## Required work:
Write out each line exactly as given. Leave the pictures out of your copy.

##########

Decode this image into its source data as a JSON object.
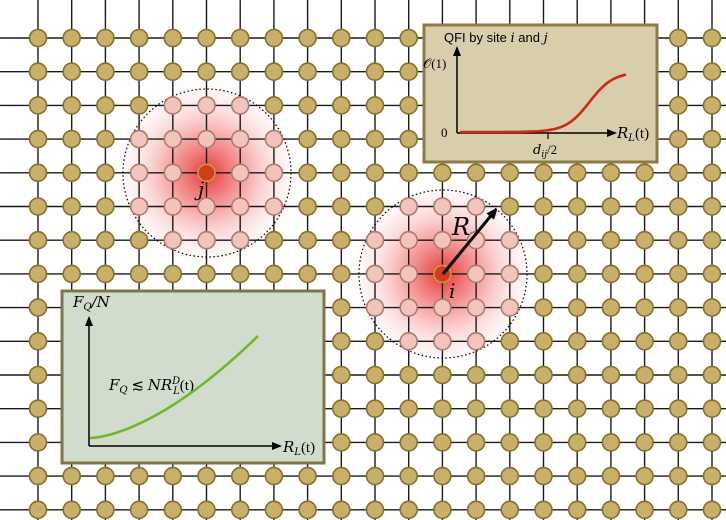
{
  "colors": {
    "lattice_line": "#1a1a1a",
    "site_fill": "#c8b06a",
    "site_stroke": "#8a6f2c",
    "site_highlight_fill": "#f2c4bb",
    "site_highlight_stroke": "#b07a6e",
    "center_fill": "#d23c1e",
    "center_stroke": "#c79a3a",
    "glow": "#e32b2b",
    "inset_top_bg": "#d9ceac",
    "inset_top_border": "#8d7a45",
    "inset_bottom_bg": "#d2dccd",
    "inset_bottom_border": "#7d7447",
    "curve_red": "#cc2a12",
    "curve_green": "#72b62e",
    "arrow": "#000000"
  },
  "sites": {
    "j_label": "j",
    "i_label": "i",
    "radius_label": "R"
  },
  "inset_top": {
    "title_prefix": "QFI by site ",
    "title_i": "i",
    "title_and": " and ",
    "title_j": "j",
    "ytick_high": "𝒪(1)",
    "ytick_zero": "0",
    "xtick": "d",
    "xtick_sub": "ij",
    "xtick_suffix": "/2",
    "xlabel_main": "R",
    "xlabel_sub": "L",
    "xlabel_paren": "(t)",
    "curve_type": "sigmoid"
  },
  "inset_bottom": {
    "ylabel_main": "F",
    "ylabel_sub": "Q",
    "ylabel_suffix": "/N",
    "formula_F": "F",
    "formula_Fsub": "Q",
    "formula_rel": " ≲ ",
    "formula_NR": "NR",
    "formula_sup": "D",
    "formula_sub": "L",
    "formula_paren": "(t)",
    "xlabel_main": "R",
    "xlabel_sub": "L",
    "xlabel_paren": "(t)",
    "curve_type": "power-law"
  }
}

##########

## Expected output:
Decode this image into its source data as a JSON object.
{
  "colors": {
    "lattice_line": "#1a1a1a",
    "site_fill": "#c8b06a",
    "site_stroke": "#8a6f2c",
    "site_highlight_fill": "#f2c4bb",
    "site_highlight_stroke": "#b07a6e",
    "center_fill": "#d23c1e",
    "center_stroke": "#c79a3a",
    "glow": "#e32b2b",
    "inset_top_bg": "#d9ceac",
    "inset_top_border": "#8d7a45",
    "inset_bottom_bg": "#d2dccd",
    "inset_bottom_border": "#7d7447",
    "curve_red": "#cc2a12",
    "curve_green": "#72b62e",
    "arrow": "#000000"
  },
  "sites": {
    "j_label": "j",
    "i_label": "i",
    "radius_label": "R"
  },
  "inset_top": {
    "title_prefix": "QFI by site ",
    "title_i": "i",
    "title_and": " and ",
    "title_j": "j",
    "ytick_high": "𝒪(1)",
    "ytick_zero": "0",
    "xtick": "d",
    "xtick_sub": "ij",
    "xtick_suffix": "/2",
    "xlabel_main": "R",
    "xlabel_sub": "L",
    "xlabel_paren": "(t)",
    "curve_type": "sigmoid"
  },
  "inset_bottom": {
    "ylabel_main": "F",
    "ylabel_sub": "Q",
    "ylabel_suffix": "/N",
    "formula_F": "F",
    "formula_Fsub": "Q",
    "formula_rel": " ≲ ",
    "formula_NR": "NR",
    "formula_sup": "D",
    "formula_sub": "L",
    "formula_paren": "(t)",
    "xlabel_main": "R",
    "xlabel_sub": "L",
    "xlabel_paren": "(t)",
    "curve_type": "power-law"
  }
}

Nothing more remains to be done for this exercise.